───── PROVIDED RECORDS

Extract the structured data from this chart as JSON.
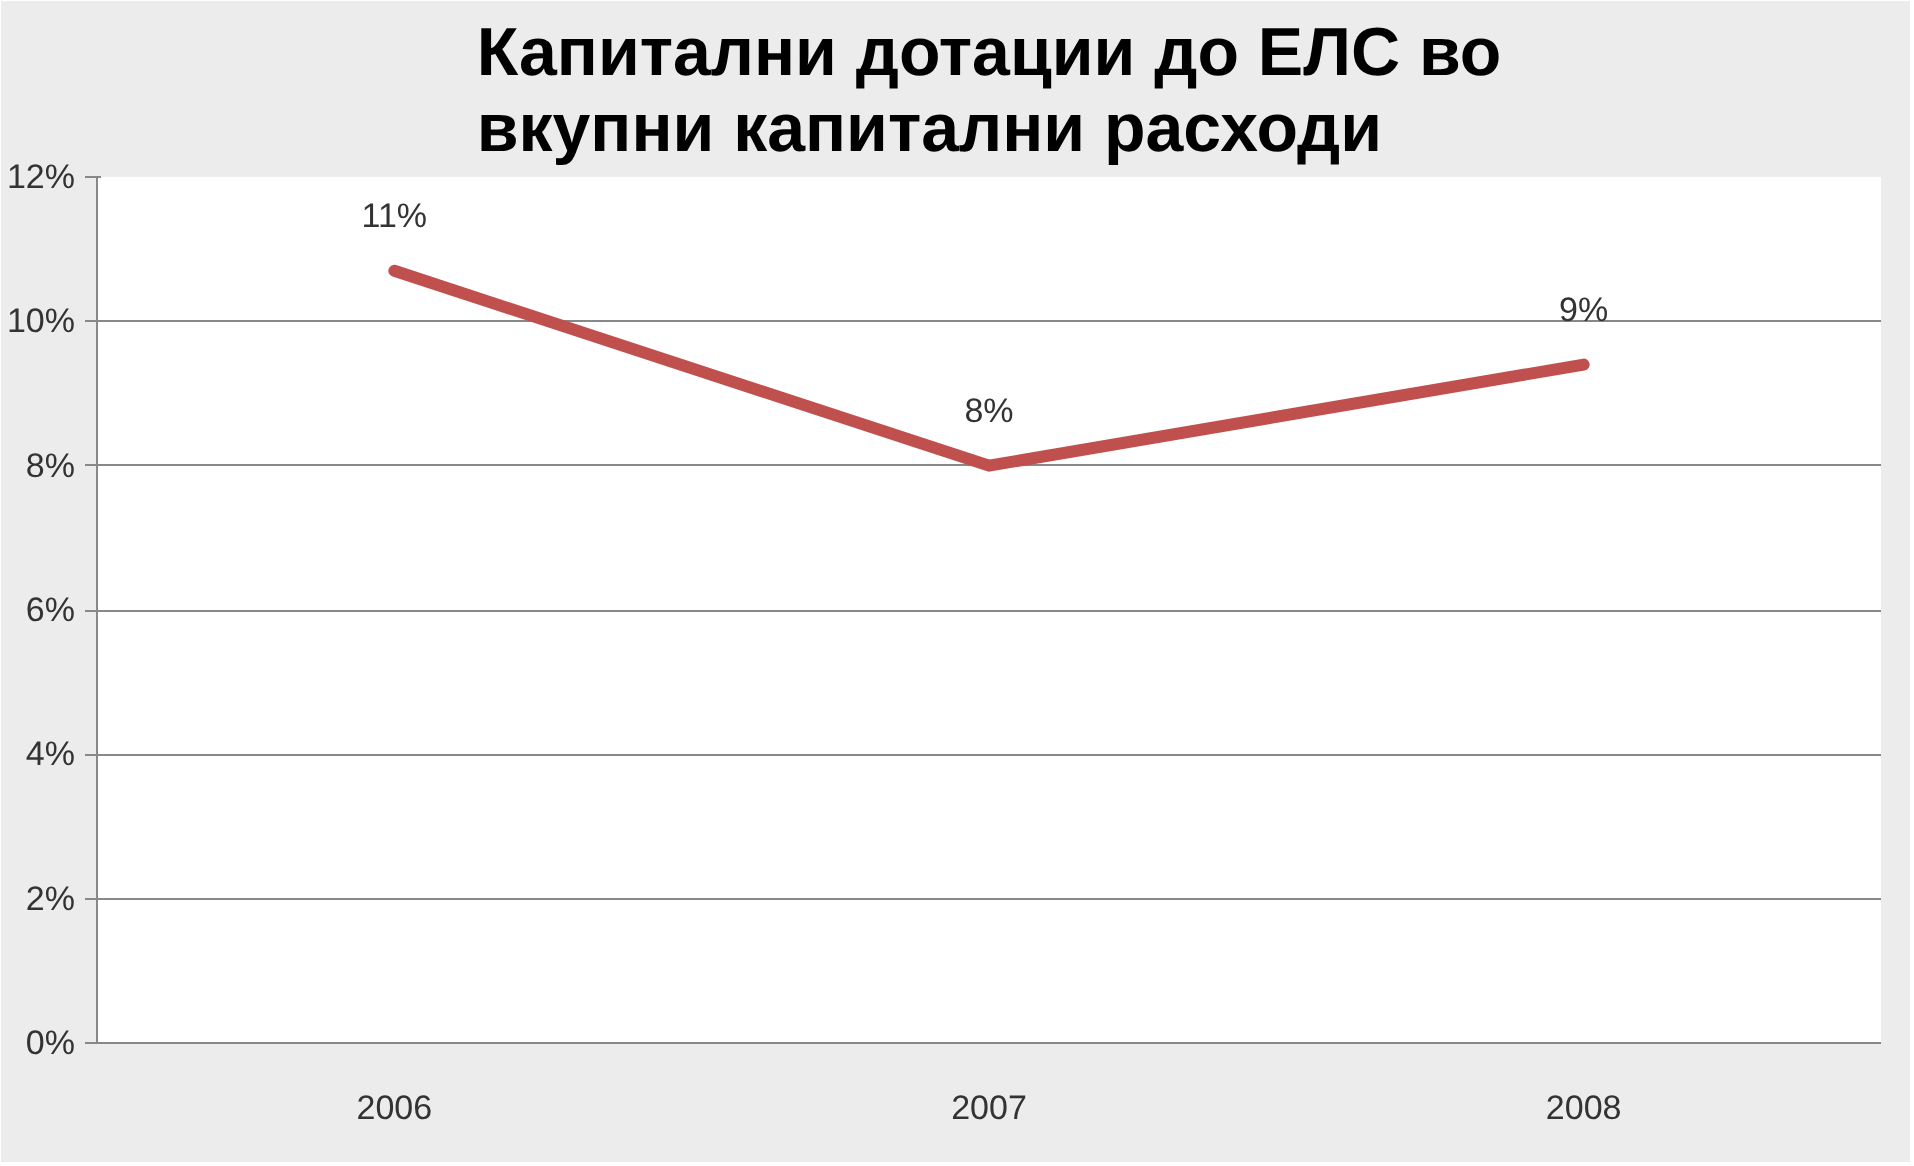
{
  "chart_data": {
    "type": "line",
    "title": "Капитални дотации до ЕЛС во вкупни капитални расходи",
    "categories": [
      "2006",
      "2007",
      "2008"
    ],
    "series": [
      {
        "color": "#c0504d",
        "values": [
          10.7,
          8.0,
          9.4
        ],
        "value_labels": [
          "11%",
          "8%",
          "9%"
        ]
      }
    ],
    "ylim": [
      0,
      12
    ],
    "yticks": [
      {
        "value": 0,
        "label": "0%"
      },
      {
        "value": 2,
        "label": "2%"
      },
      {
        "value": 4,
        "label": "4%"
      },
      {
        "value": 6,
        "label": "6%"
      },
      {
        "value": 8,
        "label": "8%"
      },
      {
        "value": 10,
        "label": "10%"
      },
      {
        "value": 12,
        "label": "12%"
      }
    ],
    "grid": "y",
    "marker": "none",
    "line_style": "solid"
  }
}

──────────

WHAT THE EXERCISE ASKS :: Copy out the records above in full, exactly as written, but not the pictures.

OUTPUT OF THE EXERCISE ::
Extract the structured data from this chart as JSON.
{
  "chart_data": {
    "type": "line",
    "title": "Капитални дотации до ЕЛС во вкупни капитални расходи",
    "categories": [
      "2006",
      "2007",
      "2008"
    ],
    "series": [
      {
        "color": "#c0504d",
        "values": [
          10.7,
          8.0,
          9.4
        ],
        "value_labels": [
          "11%",
          "8%",
          "9%"
        ]
      }
    ],
    "ylim": [
      0,
      12
    ],
    "yticks": [
      {
        "value": 0,
        "label": "0%"
      },
      {
        "value": 2,
        "label": "2%"
      },
      {
        "value": 4,
        "label": "4%"
      },
      {
        "value": 6,
        "label": "6%"
      },
      {
        "value": 8,
        "label": "8%"
      },
      {
        "value": 10,
        "label": "10%"
      },
      {
        "value": 12,
        "label": "12%"
      }
    ],
    "grid": "y",
    "marker": "none",
    "line_style": "solid"
  }
}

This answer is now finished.